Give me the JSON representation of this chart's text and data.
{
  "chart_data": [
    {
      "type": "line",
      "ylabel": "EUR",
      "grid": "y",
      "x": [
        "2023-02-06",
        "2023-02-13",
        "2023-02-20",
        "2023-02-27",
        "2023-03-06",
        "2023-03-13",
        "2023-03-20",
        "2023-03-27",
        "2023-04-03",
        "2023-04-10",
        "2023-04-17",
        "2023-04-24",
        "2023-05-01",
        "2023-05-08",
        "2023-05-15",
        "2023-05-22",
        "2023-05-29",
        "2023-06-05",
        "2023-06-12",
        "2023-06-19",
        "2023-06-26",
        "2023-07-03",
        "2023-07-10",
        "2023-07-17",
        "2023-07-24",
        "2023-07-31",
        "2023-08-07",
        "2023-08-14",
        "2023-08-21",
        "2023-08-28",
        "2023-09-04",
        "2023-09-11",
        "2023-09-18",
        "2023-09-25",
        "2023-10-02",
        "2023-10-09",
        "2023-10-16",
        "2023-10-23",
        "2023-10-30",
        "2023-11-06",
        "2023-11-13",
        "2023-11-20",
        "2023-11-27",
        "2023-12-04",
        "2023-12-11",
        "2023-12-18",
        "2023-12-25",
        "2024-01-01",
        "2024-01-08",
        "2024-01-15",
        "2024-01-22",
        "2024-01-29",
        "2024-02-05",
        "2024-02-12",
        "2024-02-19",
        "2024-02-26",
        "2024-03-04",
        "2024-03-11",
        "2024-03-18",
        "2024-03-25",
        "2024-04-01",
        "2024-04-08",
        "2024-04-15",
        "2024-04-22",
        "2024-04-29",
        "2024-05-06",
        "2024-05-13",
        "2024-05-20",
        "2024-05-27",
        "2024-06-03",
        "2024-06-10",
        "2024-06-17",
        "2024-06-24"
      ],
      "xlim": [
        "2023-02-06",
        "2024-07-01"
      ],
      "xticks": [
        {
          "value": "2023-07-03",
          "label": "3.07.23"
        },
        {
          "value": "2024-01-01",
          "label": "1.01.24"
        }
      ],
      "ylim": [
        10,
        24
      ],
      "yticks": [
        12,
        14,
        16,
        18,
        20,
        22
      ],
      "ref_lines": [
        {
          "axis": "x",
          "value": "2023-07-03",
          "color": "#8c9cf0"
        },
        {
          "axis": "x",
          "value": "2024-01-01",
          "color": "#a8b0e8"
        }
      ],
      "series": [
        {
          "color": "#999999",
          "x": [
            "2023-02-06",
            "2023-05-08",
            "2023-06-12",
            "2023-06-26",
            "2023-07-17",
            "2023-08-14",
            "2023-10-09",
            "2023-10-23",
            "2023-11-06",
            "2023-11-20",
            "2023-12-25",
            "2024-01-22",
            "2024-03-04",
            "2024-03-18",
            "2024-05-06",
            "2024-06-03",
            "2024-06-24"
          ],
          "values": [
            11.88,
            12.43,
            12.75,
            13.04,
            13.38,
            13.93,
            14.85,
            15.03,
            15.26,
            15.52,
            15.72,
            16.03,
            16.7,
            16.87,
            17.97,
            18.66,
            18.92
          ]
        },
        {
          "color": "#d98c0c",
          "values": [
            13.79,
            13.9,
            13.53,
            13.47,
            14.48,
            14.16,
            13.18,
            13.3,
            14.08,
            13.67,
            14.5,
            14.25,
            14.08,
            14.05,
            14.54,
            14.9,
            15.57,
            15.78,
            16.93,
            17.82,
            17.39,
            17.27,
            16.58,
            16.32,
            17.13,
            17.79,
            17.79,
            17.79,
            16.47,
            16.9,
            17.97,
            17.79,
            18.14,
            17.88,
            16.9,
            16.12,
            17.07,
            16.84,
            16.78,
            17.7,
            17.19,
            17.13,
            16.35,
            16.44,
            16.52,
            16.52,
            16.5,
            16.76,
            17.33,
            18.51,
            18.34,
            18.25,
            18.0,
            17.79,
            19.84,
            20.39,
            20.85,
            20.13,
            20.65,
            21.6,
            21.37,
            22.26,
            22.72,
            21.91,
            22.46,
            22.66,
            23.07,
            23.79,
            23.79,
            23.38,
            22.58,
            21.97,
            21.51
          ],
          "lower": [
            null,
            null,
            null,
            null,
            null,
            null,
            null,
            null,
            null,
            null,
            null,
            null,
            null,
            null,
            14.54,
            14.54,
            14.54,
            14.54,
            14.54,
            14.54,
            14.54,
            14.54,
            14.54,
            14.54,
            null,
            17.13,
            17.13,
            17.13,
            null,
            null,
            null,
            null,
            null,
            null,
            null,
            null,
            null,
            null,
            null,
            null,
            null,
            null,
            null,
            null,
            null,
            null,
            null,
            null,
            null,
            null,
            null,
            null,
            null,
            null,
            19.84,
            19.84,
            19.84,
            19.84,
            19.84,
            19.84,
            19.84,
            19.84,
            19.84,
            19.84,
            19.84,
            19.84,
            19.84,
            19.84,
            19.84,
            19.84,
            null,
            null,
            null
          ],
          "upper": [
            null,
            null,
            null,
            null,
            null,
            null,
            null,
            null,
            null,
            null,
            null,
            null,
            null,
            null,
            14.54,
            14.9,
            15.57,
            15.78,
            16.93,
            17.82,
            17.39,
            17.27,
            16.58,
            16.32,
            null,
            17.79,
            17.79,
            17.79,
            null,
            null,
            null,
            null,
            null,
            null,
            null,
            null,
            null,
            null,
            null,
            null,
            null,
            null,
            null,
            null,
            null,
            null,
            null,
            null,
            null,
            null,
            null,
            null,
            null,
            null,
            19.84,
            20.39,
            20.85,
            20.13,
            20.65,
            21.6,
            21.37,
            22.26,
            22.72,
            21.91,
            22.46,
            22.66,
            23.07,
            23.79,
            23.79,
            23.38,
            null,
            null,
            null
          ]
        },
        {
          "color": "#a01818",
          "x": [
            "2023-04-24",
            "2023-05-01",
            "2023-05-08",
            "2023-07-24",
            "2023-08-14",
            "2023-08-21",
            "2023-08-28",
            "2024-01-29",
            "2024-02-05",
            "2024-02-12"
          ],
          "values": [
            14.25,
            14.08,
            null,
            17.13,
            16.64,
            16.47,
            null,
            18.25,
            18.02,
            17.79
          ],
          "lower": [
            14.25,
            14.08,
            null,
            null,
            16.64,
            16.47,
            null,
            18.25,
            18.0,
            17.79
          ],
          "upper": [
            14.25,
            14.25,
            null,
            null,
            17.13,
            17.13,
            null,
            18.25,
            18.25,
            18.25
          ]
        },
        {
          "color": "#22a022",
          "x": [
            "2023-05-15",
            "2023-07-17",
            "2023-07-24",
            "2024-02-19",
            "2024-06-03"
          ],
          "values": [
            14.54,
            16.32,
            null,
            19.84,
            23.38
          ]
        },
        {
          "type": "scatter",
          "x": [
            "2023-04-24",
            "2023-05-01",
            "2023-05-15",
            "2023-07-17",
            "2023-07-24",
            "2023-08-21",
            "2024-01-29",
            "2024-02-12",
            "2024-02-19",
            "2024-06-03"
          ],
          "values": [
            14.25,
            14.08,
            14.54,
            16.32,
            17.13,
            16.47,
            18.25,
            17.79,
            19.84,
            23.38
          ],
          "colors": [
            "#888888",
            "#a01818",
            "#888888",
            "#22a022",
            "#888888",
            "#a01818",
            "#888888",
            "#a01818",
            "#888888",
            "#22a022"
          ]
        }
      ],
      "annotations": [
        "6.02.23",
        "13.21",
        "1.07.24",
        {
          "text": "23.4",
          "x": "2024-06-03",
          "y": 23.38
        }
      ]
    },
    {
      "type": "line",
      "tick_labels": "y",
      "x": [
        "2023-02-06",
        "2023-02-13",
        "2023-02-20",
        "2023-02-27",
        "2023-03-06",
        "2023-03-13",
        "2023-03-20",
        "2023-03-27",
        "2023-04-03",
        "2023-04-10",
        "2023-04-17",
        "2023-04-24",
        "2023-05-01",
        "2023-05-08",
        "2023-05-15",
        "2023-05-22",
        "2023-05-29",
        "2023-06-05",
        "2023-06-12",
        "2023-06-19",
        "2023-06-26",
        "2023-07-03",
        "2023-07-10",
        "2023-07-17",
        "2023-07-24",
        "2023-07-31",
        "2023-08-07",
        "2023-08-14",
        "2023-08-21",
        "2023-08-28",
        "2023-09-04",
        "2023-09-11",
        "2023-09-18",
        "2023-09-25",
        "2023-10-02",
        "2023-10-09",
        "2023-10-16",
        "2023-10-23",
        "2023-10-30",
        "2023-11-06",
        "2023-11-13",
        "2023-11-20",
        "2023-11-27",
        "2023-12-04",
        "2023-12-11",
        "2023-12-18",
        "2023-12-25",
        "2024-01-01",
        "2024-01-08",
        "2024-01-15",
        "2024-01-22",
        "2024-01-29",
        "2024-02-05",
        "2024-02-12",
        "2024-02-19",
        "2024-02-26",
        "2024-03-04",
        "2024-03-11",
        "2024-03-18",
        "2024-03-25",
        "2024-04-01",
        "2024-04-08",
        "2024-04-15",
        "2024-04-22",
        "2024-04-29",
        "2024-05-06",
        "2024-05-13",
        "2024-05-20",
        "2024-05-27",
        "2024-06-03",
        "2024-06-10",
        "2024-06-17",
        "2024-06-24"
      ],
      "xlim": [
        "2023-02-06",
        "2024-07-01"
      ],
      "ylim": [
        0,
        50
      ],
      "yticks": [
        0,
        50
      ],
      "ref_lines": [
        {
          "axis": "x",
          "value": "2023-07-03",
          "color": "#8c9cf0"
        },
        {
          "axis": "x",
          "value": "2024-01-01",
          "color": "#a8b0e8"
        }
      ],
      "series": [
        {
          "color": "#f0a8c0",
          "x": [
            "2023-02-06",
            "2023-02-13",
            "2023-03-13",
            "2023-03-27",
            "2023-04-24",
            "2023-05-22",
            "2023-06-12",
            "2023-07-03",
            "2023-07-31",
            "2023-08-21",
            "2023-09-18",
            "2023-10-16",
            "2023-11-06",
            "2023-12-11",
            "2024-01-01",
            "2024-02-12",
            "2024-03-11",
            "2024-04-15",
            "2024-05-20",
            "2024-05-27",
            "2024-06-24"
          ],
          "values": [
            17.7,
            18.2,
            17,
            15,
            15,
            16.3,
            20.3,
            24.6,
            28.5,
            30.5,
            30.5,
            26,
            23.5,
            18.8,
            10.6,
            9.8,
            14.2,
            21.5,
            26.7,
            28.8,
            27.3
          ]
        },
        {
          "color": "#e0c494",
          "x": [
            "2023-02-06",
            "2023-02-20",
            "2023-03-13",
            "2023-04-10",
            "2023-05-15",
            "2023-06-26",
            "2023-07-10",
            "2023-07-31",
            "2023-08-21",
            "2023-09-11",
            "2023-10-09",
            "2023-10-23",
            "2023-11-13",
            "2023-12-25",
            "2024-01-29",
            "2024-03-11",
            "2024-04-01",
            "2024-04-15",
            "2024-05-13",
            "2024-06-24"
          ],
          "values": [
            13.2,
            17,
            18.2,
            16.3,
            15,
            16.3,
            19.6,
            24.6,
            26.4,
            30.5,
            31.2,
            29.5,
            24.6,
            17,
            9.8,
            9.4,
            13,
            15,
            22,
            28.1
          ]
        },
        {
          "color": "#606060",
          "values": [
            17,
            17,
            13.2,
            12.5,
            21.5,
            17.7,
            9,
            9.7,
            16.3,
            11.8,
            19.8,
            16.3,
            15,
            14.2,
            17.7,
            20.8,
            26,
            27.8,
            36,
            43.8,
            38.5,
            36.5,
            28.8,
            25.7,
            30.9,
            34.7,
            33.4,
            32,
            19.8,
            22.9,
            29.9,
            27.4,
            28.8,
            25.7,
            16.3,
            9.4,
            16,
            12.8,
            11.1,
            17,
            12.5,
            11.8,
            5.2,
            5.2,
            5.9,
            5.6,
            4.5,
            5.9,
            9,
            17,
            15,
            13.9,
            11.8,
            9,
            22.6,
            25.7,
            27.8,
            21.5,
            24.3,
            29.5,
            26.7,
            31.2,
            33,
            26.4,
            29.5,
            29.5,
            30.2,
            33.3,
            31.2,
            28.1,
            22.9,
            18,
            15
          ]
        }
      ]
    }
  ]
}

- **DIRECTION**
Return each line among the entries that holds the word "text".

- **SOLUTION TO THIS PROBLEM**
Give me the JSON representation of this chart's text and data.
          "text": "23.4",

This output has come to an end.